« Il faut un dialogue entre sciences humaines et sciences fondamentales »

Quelle est la place des femmes dans les sciences fondamentales et la recherche ? Ou encore comment trouver des fonds pour financer ces dernières ? Ce sont quelques-unes des questions que RPI a abordées avec la chimiste tchèque Magdalena Bendová qui nous a également parlé de l’application pratique de la thermodynamique dans notre quotidien.

Magdalena Bendová, vous menez des recherches en thermodynamique à l’Institut des procédés chimiques de l’Académie des sciences. Expliquez-nous ce sur quoi porte vos recherches…

« Mes recherches portent sur la thermodynamique – un sujet qui fait peur, et je ne sais pas pourquoi, alors qu’elle est tout autour de nous. Le mot vient du grec, thermo, la chaleur, et dynamis, le mouvement. La première raison expliquant pourquoi la thermodynamique a été établie, c’était de comprendre comment marchait la machine à vapeur et comment la chaleur faisait se mouvoir les pistons, comment on pouvait optimiser la machine à vapeur. Les premières machines à vapeur n’étaient pas les grandes locomotives qu’on connaît, c’étaient des pompes qui puisaient de l’eau, et c’était très inefficace. On cherchait à les comprendre les phénomènes en jeu. Aujourd’hui, le procédé le plus important, au vu de l’état de notre planète, c’est le stockage d’énergie : il y a l’énergie électrique, l’énergie nucléaire, la chaleur. Comme les énergies fossiles diminuent, qu’il n’y en aura bientôt plus et qu’on essaye déjà de s’en passer pour faire baisser le taux de CO2 et les gaz à effet de serre, on se tourne vers les énergies renouvelables qui sont intermittentes par défaut. Le soleil ne brille que quelques heures par jour, le vent souffle, ou ne souffle pas ou souffle trop. On profite donc des ‘heures de pointe’ pour stocker l’énergie pour les heures creuses. »

Magdalena Bendová | Photo: Anna Kubišta,  Radio Prague Int.

Quelles sont les applications pratiques de ces recherches ? Peut-on présenter un exemple concret et courant ?

#### ÉNONCÉ 1:
Dans les lignes de données, réécrivez la partie qui s'ouvre sur la ligne contenant « figure-title: Figure 15: Over » et se ferme sur la ligne contenant « figure-subtitle: Returns over » en substituant « Gold XR » à « Gold ER » et sans rien changer d'autre.
L'entretien et les lignes de données sont deux documents sans lien entre eux.

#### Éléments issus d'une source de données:
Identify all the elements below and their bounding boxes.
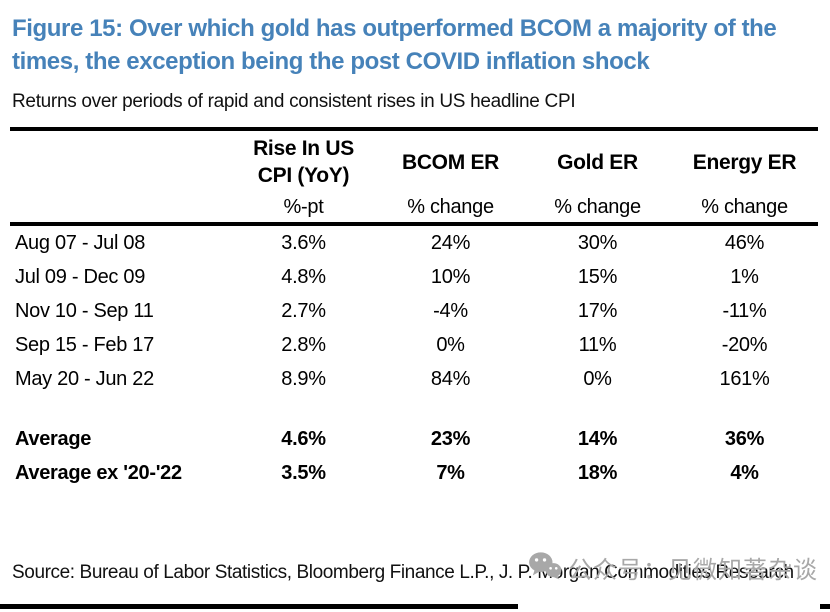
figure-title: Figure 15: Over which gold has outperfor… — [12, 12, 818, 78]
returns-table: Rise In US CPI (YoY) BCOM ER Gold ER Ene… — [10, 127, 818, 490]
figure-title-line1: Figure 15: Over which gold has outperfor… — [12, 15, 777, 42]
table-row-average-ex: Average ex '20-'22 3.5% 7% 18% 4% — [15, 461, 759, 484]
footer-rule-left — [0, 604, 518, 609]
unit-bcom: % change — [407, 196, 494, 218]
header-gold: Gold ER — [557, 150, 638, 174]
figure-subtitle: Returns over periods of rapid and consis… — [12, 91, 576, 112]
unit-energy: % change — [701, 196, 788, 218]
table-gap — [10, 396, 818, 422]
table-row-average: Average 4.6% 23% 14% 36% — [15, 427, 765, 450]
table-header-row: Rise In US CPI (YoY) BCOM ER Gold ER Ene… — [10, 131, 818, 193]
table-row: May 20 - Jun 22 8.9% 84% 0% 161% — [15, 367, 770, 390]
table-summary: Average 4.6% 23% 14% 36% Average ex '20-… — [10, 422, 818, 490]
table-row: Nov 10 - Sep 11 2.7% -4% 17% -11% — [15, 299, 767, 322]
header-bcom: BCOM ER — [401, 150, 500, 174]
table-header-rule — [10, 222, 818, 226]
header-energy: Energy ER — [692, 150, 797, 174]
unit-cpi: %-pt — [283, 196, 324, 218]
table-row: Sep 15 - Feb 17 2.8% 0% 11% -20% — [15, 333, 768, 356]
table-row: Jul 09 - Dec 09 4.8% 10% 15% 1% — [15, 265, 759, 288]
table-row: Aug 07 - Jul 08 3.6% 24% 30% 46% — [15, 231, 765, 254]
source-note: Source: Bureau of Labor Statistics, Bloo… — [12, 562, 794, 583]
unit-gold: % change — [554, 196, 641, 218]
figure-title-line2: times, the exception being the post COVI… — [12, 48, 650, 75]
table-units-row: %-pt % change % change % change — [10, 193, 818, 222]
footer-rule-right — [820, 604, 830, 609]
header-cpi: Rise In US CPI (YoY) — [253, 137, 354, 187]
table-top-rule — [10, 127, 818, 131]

#### ÉNONCÉ 2:
Extrayez de l'entretien, sans la moindre modification, la partie qui s'ouvre sur les mots « Quelle est la » et se ferme sur les mots « dans notre quotidien. ».

#### RÉSULTAT FINAL 1:
figure-title: Figure 15: Over which gold has outperfor… — [12, 12, 818, 78]
returns-table: Rise In US CPI (YoY) BCOM ER Gold XR Ene… — [10, 127, 818, 490]
figure-title-line1: Figure 15: Over which gold has outperfor… — [12, 15, 777, 42]
table-row-average-ex: Average ex '20-'22 3.5% 7% 18% 4% — [15, 461, 759, 484]
footer-rule-left — [0, 604, 518, 609]
unit-bcom: % change — [407, 196, 494, 218]
header-gold: Gold XR — [557, 150, 638, 174]
figure-subtitle: Returns over periods of rapid and consis… — [12, 91, 576, 112]

#### RÉSULTAT FINAL 2:
Quelle est la place des femmes dans les sciences fondamentales et la recherche ? Ou encore comment trouver des fonds pour financer ces dernières ? Ce sont quelques-unes des questions que RPI a abordées avec la chimiste tchèque Magdalena Bendová qui nous a également parlé de l’application pratique de la thermodynamique dans notre quotidien.